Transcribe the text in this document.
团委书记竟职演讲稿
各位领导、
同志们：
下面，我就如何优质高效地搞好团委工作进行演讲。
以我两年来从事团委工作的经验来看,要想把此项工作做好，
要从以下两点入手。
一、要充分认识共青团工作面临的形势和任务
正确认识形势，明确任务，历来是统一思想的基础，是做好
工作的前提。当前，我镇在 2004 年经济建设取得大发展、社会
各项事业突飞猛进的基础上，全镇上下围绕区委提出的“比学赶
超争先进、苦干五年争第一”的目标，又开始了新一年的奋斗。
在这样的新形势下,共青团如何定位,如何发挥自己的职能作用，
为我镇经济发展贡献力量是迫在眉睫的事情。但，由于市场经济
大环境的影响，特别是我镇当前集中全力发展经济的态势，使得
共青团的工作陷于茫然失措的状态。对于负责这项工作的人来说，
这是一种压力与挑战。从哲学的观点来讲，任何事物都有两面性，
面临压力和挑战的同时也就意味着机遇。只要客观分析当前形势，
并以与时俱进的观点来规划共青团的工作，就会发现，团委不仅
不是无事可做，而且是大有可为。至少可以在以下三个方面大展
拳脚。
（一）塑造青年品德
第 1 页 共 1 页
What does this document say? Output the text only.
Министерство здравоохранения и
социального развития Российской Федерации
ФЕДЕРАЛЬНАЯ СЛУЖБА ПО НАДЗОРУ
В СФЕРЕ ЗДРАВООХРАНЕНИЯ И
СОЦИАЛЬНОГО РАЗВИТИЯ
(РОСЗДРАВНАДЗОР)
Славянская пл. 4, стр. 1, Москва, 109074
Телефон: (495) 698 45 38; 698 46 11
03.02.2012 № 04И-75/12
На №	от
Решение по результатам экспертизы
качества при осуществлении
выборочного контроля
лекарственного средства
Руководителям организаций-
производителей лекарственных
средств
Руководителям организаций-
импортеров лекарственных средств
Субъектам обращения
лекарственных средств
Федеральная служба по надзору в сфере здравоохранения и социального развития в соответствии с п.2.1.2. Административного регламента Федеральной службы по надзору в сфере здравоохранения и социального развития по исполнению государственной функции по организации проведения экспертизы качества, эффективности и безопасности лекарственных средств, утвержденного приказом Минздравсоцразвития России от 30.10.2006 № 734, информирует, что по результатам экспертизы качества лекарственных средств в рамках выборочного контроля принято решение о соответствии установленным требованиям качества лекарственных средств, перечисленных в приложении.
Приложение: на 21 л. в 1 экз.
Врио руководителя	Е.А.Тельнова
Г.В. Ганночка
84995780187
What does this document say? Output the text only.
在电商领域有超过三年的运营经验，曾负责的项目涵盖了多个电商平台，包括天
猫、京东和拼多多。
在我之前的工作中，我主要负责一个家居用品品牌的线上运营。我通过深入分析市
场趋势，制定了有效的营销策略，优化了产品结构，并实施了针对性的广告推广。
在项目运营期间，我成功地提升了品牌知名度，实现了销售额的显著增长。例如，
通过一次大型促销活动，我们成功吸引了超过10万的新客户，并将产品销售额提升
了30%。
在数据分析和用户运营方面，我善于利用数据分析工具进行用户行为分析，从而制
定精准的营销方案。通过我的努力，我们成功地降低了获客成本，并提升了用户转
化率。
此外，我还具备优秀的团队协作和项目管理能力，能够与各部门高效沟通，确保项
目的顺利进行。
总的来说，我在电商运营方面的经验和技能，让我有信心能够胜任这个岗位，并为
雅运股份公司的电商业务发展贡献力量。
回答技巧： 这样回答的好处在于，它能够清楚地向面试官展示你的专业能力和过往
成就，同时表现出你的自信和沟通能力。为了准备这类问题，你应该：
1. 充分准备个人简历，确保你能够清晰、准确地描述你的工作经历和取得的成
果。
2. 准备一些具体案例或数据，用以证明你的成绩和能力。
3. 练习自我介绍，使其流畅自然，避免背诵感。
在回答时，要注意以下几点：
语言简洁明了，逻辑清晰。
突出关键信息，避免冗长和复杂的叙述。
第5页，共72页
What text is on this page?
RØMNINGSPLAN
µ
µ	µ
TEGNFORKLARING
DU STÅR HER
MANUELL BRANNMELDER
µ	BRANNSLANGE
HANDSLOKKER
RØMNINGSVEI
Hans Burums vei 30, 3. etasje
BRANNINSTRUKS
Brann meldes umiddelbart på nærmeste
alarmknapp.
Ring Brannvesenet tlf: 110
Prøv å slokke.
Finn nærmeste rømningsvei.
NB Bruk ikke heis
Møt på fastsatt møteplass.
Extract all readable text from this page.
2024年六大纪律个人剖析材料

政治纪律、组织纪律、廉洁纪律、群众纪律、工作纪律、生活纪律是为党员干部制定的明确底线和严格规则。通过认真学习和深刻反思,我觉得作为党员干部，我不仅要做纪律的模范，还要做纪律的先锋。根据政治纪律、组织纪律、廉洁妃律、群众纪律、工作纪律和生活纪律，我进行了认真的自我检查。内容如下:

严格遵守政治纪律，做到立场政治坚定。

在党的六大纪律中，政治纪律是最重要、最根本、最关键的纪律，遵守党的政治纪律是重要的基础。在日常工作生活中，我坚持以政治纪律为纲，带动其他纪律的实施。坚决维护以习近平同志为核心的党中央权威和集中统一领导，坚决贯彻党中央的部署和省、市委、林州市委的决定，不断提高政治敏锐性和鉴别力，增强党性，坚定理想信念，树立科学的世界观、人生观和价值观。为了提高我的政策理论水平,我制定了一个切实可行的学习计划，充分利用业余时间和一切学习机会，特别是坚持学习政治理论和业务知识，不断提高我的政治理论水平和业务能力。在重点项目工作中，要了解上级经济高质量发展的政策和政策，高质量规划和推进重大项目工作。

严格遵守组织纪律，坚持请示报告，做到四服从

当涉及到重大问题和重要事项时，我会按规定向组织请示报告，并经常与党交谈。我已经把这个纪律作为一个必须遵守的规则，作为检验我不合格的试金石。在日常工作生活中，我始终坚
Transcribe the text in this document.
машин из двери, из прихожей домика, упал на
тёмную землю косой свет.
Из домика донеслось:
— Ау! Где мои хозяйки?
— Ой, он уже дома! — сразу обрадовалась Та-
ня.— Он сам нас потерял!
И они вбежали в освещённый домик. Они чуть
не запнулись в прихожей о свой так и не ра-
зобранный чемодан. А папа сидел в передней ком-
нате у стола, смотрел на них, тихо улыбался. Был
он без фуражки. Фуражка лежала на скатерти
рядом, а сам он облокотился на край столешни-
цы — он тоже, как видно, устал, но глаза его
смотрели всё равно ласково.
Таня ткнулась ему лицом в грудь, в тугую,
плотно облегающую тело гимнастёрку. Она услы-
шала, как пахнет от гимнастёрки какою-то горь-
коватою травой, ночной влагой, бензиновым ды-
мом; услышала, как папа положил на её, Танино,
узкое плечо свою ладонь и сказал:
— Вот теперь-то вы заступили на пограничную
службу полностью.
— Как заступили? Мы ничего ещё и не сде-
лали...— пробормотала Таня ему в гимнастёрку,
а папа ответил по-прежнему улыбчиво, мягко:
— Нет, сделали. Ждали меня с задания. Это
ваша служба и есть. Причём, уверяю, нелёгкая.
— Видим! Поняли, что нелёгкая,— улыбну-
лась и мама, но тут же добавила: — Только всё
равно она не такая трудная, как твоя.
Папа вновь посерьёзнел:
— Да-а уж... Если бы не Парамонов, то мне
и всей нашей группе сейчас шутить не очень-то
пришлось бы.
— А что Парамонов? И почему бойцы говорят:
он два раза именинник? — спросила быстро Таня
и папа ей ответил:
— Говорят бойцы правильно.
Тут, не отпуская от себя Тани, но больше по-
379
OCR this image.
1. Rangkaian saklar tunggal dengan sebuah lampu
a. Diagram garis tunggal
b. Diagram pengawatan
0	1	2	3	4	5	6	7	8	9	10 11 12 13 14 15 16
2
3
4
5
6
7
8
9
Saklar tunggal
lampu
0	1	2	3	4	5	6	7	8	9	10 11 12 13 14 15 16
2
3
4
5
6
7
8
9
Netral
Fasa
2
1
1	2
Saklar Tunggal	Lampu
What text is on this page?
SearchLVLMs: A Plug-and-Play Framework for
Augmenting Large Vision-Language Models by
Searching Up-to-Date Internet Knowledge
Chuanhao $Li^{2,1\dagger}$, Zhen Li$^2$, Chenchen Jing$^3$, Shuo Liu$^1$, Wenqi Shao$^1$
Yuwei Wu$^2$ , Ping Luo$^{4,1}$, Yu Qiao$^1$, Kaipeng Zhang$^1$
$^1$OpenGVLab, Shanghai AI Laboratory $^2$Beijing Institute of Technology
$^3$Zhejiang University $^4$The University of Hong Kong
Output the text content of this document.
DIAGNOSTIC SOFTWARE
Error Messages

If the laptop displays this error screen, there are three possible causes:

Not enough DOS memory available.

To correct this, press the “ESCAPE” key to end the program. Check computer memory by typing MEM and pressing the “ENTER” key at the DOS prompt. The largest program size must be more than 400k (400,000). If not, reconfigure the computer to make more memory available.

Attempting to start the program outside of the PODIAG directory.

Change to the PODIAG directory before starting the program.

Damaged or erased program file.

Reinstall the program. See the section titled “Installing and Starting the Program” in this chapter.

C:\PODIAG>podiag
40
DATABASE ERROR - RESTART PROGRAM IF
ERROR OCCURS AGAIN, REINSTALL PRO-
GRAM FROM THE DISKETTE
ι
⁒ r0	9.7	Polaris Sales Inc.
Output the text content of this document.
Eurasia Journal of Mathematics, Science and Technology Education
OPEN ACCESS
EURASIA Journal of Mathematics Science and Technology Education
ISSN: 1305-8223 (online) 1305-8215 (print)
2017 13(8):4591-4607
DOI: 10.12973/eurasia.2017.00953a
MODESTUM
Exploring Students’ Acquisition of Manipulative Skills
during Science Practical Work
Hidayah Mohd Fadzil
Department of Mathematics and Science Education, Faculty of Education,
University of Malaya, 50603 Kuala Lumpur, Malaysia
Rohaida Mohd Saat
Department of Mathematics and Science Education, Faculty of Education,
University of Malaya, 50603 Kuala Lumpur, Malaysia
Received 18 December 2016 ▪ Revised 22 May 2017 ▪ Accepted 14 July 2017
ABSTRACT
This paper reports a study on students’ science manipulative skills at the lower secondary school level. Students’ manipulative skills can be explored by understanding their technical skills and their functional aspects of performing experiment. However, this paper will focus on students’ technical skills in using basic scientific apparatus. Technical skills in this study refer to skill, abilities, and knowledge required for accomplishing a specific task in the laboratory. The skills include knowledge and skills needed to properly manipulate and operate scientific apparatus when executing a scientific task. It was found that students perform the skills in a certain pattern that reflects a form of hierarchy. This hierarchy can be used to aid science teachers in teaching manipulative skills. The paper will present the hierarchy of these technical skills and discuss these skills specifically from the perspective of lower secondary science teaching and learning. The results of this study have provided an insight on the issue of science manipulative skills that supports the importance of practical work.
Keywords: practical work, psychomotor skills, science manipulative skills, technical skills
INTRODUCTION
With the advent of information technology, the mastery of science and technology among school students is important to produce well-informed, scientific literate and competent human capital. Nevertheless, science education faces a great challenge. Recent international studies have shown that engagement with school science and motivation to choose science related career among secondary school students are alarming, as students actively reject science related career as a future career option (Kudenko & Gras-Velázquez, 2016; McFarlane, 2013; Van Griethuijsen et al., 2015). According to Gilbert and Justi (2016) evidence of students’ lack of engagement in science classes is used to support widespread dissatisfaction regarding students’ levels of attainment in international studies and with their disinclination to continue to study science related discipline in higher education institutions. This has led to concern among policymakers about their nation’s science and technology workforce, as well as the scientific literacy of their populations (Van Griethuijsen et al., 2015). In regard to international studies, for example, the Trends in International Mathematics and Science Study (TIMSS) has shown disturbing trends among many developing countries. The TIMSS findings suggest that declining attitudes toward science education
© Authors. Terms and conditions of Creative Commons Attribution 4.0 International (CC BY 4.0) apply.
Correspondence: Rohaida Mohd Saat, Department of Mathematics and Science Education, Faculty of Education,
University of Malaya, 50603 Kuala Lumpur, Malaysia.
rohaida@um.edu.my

+ + +

* What the task requires *
From the entries, report each line that includes the word "在日常工作生活中".

* Expected output *
在党的六大纪律中，政治纪律是最重要、最根本、最关键的纪律，遵守党的政治纪律是重要的基础。在日常工作生活中，我坚持以政治纪律为纲，带动其他纪律的实施。坚决维护以习近平同志为核心的党中央权威和集中统一领导，坚决贯彻党中央的部署和省、市委、林州市委的决定，不断提高政治敏锐性和鉴别力，增强党性，坚定理想信念，树立科学的世界观、人生观和价值观。为了提高我的政策理论水平,我制定了一个切实可行的学习计划，充分利用业余时间和一切学习机会，特别是坚持学习政治理论和业务知识，不断提高我的政治理论水平和业务能力。在重点项目工作中，要了解上级经济高质量发展的政策和政策，高质量规划和推进重大项目工作。
当涉及到重大问题和重要事项时，我会按规定向组织请示报告，并经常与党交谈。我已经把这个纪律作为一个必须遵守的规则，作为检验我不合格的试金石。在日常工作生活中，我始终坚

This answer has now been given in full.